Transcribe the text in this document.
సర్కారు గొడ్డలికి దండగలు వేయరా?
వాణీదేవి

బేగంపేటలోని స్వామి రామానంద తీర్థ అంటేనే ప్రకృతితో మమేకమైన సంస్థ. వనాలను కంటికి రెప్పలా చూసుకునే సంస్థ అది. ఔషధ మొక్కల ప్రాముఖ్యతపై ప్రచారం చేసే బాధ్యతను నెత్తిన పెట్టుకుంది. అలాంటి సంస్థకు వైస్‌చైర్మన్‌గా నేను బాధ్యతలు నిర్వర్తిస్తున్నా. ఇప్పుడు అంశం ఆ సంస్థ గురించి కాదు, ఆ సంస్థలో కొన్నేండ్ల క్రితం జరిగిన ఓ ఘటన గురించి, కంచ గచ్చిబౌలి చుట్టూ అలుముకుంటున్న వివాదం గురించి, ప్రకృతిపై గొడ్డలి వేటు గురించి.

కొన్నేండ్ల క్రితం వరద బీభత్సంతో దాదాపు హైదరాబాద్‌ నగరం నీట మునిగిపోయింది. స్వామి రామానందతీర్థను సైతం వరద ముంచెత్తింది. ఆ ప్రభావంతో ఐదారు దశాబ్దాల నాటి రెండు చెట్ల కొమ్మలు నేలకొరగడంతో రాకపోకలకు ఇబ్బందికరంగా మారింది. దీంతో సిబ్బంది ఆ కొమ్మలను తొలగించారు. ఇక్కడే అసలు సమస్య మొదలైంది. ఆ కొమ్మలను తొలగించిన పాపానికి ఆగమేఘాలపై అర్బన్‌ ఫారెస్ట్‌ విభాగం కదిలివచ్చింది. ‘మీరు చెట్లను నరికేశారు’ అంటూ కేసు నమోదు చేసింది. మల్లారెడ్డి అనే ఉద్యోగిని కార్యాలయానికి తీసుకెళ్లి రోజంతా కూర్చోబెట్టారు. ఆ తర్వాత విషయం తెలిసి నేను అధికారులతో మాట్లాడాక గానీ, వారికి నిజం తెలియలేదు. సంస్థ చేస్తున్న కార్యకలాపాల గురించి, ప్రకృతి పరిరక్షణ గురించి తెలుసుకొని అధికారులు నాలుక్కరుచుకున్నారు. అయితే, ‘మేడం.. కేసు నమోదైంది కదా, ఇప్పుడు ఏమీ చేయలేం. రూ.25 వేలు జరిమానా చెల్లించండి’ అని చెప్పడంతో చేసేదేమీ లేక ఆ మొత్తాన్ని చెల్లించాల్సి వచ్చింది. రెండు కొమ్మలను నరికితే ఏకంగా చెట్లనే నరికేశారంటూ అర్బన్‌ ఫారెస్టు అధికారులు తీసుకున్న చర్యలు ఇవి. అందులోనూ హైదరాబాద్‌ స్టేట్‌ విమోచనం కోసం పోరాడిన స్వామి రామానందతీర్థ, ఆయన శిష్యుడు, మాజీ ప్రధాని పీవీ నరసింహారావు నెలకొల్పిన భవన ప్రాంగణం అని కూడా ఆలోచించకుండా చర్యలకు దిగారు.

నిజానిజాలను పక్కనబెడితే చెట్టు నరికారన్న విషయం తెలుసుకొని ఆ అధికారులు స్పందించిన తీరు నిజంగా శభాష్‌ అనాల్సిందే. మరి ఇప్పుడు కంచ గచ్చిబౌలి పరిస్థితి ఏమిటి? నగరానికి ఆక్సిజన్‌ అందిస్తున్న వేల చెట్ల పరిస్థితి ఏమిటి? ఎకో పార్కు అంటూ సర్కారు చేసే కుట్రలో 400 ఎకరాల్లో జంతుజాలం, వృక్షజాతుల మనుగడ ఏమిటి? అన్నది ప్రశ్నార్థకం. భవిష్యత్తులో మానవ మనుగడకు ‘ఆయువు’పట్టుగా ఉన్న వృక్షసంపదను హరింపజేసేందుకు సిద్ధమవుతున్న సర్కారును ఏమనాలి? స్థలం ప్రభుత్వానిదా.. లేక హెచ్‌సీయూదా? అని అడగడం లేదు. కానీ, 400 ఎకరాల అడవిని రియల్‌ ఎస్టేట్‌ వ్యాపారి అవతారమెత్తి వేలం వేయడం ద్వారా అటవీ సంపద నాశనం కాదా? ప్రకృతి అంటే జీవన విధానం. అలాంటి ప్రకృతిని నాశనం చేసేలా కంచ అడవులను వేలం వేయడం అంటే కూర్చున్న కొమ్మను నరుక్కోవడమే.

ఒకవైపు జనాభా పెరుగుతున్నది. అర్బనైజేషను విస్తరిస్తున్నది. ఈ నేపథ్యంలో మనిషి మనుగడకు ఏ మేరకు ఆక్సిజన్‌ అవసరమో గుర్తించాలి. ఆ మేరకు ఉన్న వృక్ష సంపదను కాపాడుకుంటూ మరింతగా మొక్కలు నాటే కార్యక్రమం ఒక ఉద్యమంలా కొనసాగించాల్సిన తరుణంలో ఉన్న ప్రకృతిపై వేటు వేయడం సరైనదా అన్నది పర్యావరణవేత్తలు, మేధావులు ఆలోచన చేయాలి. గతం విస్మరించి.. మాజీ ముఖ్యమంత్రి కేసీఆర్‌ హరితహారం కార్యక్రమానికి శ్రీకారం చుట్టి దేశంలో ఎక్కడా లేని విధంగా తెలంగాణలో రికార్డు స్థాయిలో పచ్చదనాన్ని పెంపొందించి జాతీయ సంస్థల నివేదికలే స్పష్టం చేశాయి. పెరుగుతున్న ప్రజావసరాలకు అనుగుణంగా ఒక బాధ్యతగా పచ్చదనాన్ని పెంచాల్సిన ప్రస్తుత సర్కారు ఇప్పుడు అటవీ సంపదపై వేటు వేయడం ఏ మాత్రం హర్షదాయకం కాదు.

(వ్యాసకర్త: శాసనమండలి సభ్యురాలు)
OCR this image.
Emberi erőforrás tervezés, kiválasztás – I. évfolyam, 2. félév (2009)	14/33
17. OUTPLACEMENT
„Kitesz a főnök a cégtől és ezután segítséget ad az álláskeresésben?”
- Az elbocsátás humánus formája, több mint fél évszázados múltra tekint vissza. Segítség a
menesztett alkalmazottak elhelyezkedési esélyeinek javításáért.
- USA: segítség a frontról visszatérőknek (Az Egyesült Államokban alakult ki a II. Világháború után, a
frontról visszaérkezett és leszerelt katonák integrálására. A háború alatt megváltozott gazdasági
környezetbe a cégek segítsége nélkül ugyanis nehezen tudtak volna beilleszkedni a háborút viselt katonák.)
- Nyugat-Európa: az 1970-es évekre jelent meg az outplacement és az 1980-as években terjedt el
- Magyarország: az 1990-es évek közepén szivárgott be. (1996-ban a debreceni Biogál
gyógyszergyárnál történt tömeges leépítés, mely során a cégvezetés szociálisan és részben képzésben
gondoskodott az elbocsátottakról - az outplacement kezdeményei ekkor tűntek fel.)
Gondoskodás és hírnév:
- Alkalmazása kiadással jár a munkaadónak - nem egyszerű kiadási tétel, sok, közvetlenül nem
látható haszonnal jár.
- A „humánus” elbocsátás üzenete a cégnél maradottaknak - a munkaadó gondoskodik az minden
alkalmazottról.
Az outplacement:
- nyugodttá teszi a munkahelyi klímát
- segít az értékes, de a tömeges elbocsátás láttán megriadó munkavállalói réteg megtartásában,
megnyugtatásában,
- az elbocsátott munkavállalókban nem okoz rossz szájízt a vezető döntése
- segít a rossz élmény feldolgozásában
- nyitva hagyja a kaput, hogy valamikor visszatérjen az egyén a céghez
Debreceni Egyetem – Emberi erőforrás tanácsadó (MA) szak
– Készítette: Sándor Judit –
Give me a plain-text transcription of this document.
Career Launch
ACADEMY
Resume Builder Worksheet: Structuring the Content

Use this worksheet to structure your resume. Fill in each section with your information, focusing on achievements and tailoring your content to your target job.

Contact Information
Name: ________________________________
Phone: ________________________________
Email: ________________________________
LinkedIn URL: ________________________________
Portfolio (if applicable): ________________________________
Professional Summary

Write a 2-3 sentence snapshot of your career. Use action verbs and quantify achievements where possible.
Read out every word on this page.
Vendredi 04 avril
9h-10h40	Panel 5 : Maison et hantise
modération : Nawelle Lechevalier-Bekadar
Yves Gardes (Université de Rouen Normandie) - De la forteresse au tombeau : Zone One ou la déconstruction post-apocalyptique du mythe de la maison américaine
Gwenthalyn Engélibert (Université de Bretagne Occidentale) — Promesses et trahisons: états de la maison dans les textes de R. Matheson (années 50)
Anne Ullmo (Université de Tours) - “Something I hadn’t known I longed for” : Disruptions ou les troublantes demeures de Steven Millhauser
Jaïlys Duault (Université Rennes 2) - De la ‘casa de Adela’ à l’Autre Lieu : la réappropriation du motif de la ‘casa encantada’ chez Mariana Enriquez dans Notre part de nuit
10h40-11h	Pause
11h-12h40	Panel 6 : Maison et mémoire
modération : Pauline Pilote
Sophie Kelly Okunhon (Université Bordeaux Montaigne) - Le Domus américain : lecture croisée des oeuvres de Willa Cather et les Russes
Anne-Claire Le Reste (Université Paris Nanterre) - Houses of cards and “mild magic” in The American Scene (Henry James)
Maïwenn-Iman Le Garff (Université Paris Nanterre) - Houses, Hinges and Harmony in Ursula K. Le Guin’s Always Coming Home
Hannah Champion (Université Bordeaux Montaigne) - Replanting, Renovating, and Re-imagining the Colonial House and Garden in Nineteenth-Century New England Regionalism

• Exercise instructions
Show all lines in the entries above where the string "Nanterre" appears.

• Solved problem
Anne-Claire Le Reste (Université Paris Nanterre) - Houses of cards and “mild magic” in The American Scene (Henry James)
Maïwenn-Iman Le Garff (Université Paris Nanterre) - Houses, Hinges and Harmony in Ursula K. Le Guin’s Always Coming Home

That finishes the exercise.